What is asked ▸
According to the court opinion excerpt, in what town and state is Ellsworth Industrial Park located?

POSNER, Circuit Judge.
In 2008 the appellees, Arrow and Precision, brought separate suits under section 113(b) of the Comprehensive Environmental Response, Compensation, and Liability Act (CERCLA), 42 U.S.C. § 9613(b), seeking contribution—seeking to shift some of the costs that Arrow and Precision had incurred, as a result of having been found liable for groundwater contamination, to other polluters of the same site. Those other polluters are the defendants in Arrow's and Precision's suits. The district court dismissed the suits as barred by res judicata. We have consolidated the appeals, but discuss only Arrow's appeal because Precision's presents no additional issues. We address issues of appellate and trial-court jurisdiction, res judicata, and interpretation of settlement agreements.
Along with a number of other companies, Arrow operated commercial facilities in Ellsworth Industrial Park, in Downers Grove, Illinois, that used industrial solvents. The solvents leaked into groundwater and contaminated adjacent residential areas. The Environmental Protection Agency began to investigate the contamination in 2002, and later filed an enforcement action. It is continuing to investigate, and, depending on what the investigation reveals, may seek additional relief.

Data section ▸

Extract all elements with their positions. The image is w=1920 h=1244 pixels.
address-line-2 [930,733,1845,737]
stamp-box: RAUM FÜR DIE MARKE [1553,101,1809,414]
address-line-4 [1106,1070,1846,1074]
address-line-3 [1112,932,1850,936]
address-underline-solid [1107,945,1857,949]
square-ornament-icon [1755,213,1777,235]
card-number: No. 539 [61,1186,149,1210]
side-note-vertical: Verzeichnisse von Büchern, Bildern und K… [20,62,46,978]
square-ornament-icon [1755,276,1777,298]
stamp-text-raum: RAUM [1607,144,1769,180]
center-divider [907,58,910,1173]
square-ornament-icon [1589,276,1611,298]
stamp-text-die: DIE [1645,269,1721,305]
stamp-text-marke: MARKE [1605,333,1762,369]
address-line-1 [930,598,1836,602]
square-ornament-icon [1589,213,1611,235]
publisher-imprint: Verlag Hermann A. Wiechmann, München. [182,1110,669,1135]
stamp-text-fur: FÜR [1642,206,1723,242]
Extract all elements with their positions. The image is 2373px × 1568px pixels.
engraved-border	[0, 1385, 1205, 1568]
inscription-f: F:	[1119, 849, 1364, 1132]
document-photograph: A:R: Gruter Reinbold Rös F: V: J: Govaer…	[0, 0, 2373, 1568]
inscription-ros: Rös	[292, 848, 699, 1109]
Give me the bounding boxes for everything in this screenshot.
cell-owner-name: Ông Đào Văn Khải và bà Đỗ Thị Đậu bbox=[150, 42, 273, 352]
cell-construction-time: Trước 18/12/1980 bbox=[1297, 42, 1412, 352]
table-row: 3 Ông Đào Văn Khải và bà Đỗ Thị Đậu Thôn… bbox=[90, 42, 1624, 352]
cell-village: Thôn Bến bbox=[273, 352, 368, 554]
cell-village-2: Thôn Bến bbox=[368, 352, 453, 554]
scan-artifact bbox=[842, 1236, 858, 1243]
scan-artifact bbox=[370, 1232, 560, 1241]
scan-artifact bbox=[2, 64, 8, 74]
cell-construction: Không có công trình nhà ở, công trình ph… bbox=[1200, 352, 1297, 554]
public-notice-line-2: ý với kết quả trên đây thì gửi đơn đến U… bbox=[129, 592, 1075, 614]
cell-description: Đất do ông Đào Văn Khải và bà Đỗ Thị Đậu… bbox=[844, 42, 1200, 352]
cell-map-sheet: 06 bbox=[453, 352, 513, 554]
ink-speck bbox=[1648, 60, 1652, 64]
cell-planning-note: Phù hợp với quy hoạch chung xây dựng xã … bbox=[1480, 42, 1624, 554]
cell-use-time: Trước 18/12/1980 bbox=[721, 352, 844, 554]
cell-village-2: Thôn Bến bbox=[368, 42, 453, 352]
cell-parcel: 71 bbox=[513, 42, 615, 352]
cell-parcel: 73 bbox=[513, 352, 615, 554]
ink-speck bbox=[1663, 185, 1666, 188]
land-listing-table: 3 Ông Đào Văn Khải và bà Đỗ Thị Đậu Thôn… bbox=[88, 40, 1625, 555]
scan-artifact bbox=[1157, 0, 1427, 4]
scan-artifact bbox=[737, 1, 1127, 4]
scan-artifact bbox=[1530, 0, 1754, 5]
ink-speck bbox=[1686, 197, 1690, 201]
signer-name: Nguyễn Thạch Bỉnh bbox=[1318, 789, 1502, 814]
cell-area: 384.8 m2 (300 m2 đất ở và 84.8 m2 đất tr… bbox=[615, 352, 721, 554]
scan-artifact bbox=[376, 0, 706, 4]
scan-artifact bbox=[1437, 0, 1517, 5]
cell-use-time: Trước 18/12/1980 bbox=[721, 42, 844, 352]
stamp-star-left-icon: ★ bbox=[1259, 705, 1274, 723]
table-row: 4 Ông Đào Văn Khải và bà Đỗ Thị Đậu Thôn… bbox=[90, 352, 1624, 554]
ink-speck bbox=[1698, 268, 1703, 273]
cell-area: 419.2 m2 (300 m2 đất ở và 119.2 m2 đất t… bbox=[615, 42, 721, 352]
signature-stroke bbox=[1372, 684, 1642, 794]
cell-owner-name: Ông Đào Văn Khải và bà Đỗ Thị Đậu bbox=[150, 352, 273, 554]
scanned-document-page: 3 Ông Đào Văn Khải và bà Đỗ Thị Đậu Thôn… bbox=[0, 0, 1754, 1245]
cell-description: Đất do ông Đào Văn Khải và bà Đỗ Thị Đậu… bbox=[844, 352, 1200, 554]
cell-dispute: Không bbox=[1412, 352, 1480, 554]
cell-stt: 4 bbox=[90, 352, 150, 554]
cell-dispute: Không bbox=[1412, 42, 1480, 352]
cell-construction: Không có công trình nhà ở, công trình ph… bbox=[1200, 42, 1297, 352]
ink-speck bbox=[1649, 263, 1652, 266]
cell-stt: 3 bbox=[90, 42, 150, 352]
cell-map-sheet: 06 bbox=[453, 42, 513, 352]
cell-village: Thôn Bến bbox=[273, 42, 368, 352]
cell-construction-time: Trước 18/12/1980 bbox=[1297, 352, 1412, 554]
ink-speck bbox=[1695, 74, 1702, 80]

Correct response ▸
Downers Grove, Illinois.